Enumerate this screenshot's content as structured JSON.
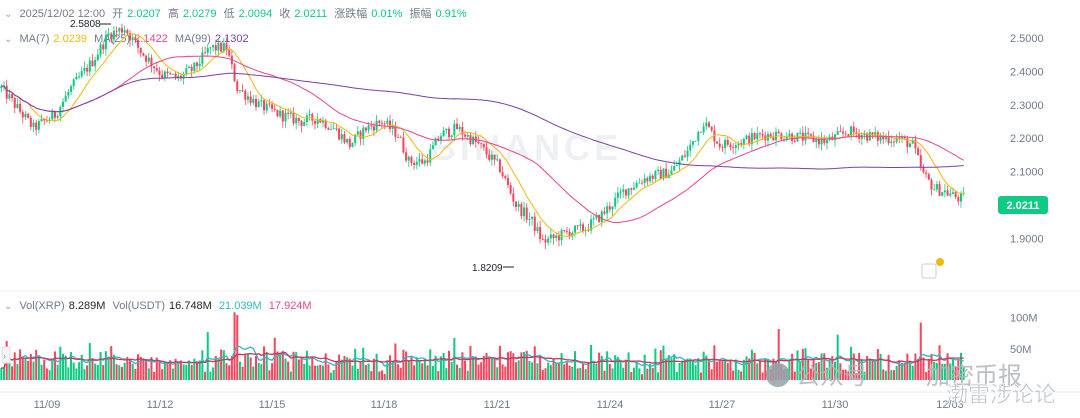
{
  "chart_data": {
    "type": "candlestick",
    "symbol_volume_label": "Vol(XRP)",
    "ohlc_header": {
      "time": "2025/12/02 12:00",
      "open_label": "开",
      "open": "2.0207",
      "high_label": "高",
      "high": "2.0279",
      "low_label": "低",
      "low": "2.0094",
      "close_label": "收",
      "close": "2.0211",
      "change_label": "涨跌幅",
      "change": "0.01%",
      "amplitude_label": "振幅",
      "amplitude": "0.91%"
    },
    "ma_legend": [
      {
        "name": "MA(7)",
        "value": "2.0239",
        "color": "#f0b90b"
      },
      {
        "name": "MA(25)",
        "value": "2.1422",
        "color": "#e84393"
      },
      {
        "name": "MA(99)",
        "value": "2.1302",
        "color": "#7b3fa0"
      }
    ],
    "vol_legend": [
      {
        "name": "Vol(XRP)",
        "value": "8.289M",
        "color": "#1e2329"
      },
      {
        "name": "Vol(USDT)",
        "value": "16.748M",
        "color": "#1e2329"
      },
      {
        "value": "21.039M",
        "color": "#2eb8c8"
      },
      {
        "value": "17.924M",
        "color": "#e84393"
      }
    ],
    "price_axis": {
      "ticks": [
        "2.5000",
        "2.4000",
        "2.3000",
        "2.2000",
        "2.1000",
        "1.9000"
      ],
      "ylim": [
        1.79,
        2.56
      ]
    },
    "volume_axis": {
      "ticks": [
        "100M",
        "50M"
      ],
      "ylim": [
        0,
        120
      ]
    },
    "x_ticks": [
      "11/09",
      "11/12",
      "11/15",
      "11/18",
      "11/21",
      "11/24",
      "11/27",
      "11/30",
      "12/03"
    ],
    "current_price": "2.0211",
    "annotations": {
      "high": "2.5808",
      "low": "1.8209"
    },
    "watermark": "BINANCE",
    "anchors": [
      [
        0,
        2.35
      ],
      [
        6,
        2.29
      ],
      [
        12,
        2.23
      ],
      [
        20,
        2.27
      ],
      [
        26,
        2.35
      ],
      [
        34,
        2.43
      ],
      [
        40,
        2.51
      ],
      [
        46,
        2.53
      ],
      [
        52,
        2.46
      ],
      [
        60,
        2.39
      ],
      [
        66,
        2.38
      ],
      [
        72,
        2.41
      ],
      [
        78,
        2.47
      ],
      [
        84,
        2.47
      ],
      [
        88,
        2.35
      ],
      [
        96,
        2.3
      ],
      [
        104,
        2.27
      ],
      [
        112,
        2.25
      ],
      [
        118,
        2.26
      ],
      [
        124,
        2.23
      ],
      [
        130,
        2.18
      ],
      [
        136,
        2.23
      ],
      [
        142,
        2.25
      ],
      [
        148,
        2.21
      ],
      [
        152,
        2.13
      ],
      [
        158,
        2.13
      ],
      [
        164,
        2.21
      ],
      [
        170,
        2.23
      ],
      [
        178,
        2.18
      ],
      [
        186,
        2.11
      ],
      [
        192,
        2.0
      ],
      [
        198,
        1.95
      ],
      [
        202,
        1.89
      ],
      [
        206,
        1.9
      ],
      [
        212,
        1.92
      ],
      [
        218,
        1.93
      ],
      [
        224,
        1.97
      ],
      [
        232,
        2.04
      ],
      [
        240,
        2.08
      ],
      [
        250,
        2.1
      ],
      [
        256,
        2.16
      ],
      [
        262,
        2.25
      ],
      [
        268,
        2.18
      ],
      [
        276,
        2.19
      ],
      [
        284,
        2.21
      ],
      [
        292,
        2.21
      ],
      [
        300,
        2.2
      ],
      [
        308,
        2.19
      ],
      [
        316,
        2.22
      ],
      [
        322,
        2.21
      ],
      [
        328,
        2.2
      ],
      [
        334,
        2.2
      ],
      [
        340,
        2.18
      ],
      [
        344,
        2.09
      ],
      [
        348,
        2.05
      ],
      [
        352,
        2.04
      ],
      [
        357,
        2.02
      ],
      [
        360,
        2.021
      ]
    ],
    "candle_count": 360
  },
  "watermark_text": {
    "left": "公众号",
    "right": "加密币报",
    "bottom": "渤雷涉论论"
  },
  "colors": {
    "up": "#0ecb81",
    "down": "#f6465d",
    "ma7": "#f0b90b",
    "ma25": "#e84393",
    "ma99": "#7b3fa0"
  }
}
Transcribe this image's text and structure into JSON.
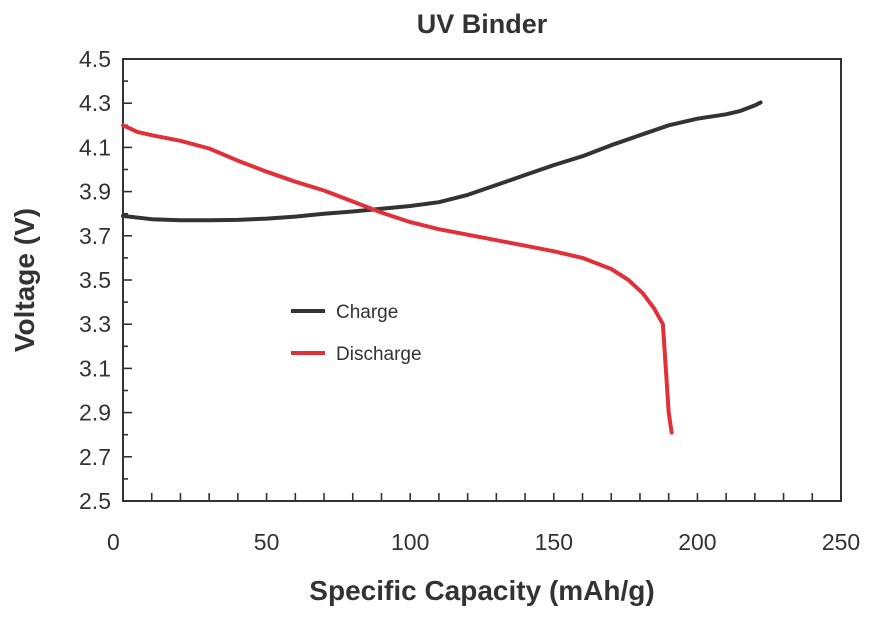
{
  "chart_data": {
    "type": "line",
    "title": "UV Binder",
    "xlabel": "Specific Capacity (mAh/g)",
    "ylabel": "Voltage (V)",
    "xlim": [
      0,
      250
    ],
    "ylim": [
      2.5,
      4.5
    ],
    "x_ticks": [
      0,
      50,
      100,
      150,
      200,
      250
    ],
    "y_ticks": [
      2.5,
      2.7,
      2.9,
      3.1,
      3.3,
      3.5,
      3.7,
      3.9,
      4.1,
      4.3,
      4.5
    ],
    "grid": false,
    "legend_position": "center-left",
    "series": [
      {
        "name": "Charge",
        "color": "#333333",
        "points": [
          [
            0,
            3.79
          ],
          [
            10,
            3.775
          ],
          [
            20,
            3.77
          ],
          [
            30,
            3.77
          ],
          [
            40,
            3.772
          ],
          [
            50,
            3.778
          ],
          [
            60,
            3.787
          ],
          [
            70,
            3.8
          ],
          [
            80,
            3.81
          ],
          [
            90,
            3.822
          ],
          [
            100,
            3.835
          ],
          [
            110,
            3.852
          ],
          [
            120,
            3.885
          ],
          [
            130,
            3.93
          ],
          [
            140,
            3.975
          ],
          [
            150,
            4.02
          ],
          [
            160,
            4.06
          ],
          [
            170,
            4.11
          ],
          [
            180,
            4.155
          ],
          [
            190,
            4.2
          ],
          [
            200,
            4.23
          ],
          [
            210,
            4.25
          ],
          [
            215,
            4.265
          ],
          [
            220,
            4.29
          ],
          [
            222,
            4.303
          ]
        ]
      },
      {
        "name": "Discharge",
        "color": "#e0313a",
        "points": [
          [
            0,
            4.2
          ],
          [
            5,
            4.17
          ],
          [
            10,
            4.155
          ],
          [
            20,
            4.13
          ],
          [
            30,
            4.095
          ],
          [
            40,
            4.04
          ],
          [
            50,
            3.99
          ],
          [
            60,
            3.945
          ],
          [
            70,
            3.905
          ],
          [
            80,
            3.855
          ],
          [
            90,
            3.805
          ],
          [
            100,
            3.762
          ],
          [
            110,
            3.73
          ],
          [
            120,
            3.705
          ],
          [
            130,
            3.68
          ],
          [
            140,
            3.655
          ],
          [
            150,
            3.63
          ],
          [
            160,
            3.6
          ],
          [
            170,
            3.55
          ],
          [
            176,
            3.5
          ],
          [
            181,
            3.44
          ],
          [
            185,
            3.37
          ],
          [
            188,
            3.3
          ],
          [
            189,
            3.1
          ],
          [
            190,
            2.9
          ],
          [
            191,
            2.81
          ]
        ]
      }
    ]
  }
}
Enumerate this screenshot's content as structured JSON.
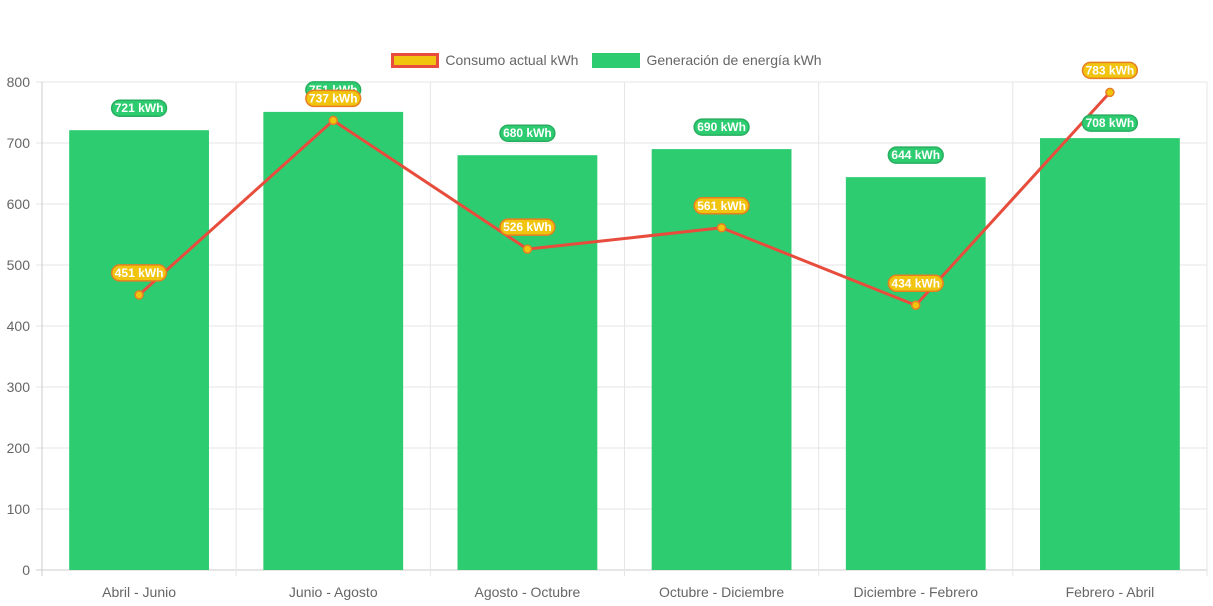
{
  "chart_data": {
    "type": "bar",
    "categories": [
      "Abril - Junio",
      "Junio - Agosto",
      "Agosto - Octubre",
      "Octubre - Diciembre",
      "Diciembre - Febrero",
      "Febrero - Abril"
    ],
    "series": [
      {
        "name": "Consumo actual kWh",
        "type": "line",
        "values": [
          451,
          737,
          526,
          561,
          434,
          783
        ],
        "labels": [
          "451 kWh",
          "737 kWh",
          "526 kWh",
          "561 kWh",
          "434 kWh",
          "783 kWh"
        ],
        "color": "#e74c3c",
        "point_color": "#f1c40f"
      },
      {
        "name": "Generación de energía kWh",
        "type": "bar",
        "values": [
          721,
          751,
          680,
          690,
          644,
          708
        ],
        "labels": [
          "721 kWh",
          "751 kWh",
          "680 kWh",
          "690 kWh",
          "644 kWh",
          "708 kWh"
        ],
        "color": "#2ecc71"
      }
    ],
    "ylim": [
      0,
      800
    ],
    "yticks": [
      "0",
      "100",
      "200",
      "300",
      "400",
      "500",
      "600",
      "700",
      "800"
    ],
    "grid": true,
    "legend_position": "top-center"
  }
}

+---+

▸ YOUR INSTRUCTIONS: Find every line in the records above that contains the word "type", and copy each one.

▸ WRITTEN ANSWER:
    "type": "candlestick",
    "type": "line",
    "type": "bar",
        "type": "line",
        "type": "bar",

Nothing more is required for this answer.